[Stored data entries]
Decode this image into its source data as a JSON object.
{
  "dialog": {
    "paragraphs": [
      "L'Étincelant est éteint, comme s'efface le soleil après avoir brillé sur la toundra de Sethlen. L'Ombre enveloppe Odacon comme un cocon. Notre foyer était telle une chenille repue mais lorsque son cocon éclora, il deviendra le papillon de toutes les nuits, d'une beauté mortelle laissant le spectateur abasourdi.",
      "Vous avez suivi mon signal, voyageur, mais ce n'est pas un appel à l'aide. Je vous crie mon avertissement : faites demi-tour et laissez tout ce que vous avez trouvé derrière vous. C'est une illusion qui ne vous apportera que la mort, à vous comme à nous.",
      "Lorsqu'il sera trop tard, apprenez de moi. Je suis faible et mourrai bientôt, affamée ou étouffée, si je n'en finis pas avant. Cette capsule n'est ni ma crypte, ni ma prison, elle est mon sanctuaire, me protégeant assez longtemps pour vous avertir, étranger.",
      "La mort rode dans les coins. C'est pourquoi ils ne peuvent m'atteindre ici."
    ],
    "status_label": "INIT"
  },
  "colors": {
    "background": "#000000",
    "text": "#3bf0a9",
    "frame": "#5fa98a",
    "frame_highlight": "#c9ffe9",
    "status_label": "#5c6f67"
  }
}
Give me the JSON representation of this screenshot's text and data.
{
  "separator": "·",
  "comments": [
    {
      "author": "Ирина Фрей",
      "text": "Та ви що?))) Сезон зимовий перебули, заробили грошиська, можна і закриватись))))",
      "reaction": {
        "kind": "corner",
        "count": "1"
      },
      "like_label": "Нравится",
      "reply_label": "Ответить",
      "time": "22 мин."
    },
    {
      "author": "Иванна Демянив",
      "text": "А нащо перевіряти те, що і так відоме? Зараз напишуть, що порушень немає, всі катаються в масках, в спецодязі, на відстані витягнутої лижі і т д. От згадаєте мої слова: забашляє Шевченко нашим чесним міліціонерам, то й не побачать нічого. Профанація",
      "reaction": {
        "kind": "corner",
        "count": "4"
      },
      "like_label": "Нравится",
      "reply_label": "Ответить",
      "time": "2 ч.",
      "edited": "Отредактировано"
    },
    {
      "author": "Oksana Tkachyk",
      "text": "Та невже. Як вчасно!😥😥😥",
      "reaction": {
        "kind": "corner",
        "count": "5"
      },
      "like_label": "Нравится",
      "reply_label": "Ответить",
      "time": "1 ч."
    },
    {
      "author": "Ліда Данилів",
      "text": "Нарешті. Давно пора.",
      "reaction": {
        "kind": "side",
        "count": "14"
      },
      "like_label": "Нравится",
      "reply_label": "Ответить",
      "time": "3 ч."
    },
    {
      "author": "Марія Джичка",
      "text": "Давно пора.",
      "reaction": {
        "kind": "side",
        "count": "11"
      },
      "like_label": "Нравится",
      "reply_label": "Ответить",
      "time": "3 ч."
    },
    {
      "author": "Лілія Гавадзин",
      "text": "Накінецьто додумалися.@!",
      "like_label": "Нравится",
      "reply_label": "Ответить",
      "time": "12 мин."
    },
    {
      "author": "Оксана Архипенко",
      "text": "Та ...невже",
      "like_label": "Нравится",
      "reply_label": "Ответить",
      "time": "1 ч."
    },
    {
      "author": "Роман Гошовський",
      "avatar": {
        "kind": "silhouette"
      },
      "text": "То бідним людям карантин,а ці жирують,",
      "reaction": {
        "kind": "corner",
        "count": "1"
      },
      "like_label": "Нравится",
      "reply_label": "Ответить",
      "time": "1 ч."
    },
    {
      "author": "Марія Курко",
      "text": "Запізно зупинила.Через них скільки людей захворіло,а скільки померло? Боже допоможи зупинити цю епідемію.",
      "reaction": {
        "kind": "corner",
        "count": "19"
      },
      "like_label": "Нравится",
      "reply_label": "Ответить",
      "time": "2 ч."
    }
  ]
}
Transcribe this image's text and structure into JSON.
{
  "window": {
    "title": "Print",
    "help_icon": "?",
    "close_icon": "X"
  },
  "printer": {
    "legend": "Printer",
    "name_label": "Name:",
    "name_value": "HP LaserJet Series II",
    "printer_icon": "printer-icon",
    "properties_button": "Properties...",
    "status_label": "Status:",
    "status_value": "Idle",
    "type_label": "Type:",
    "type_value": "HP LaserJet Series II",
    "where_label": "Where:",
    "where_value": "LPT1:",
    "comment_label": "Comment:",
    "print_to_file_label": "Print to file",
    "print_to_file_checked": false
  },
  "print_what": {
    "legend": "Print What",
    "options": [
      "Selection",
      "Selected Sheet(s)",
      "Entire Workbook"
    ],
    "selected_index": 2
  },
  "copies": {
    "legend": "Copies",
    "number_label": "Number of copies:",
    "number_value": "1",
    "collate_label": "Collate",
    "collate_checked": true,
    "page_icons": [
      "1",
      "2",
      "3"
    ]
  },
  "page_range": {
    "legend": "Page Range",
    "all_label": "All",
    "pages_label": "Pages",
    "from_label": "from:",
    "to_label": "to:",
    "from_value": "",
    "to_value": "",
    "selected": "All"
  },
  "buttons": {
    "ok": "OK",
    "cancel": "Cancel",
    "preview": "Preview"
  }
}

**Set task**
Pick out, from the lines above, every one that contains the string "image".

**Expected answer**
Decode this image into its source data as a JSON object.
Transcribe this image's text and structure into JSON.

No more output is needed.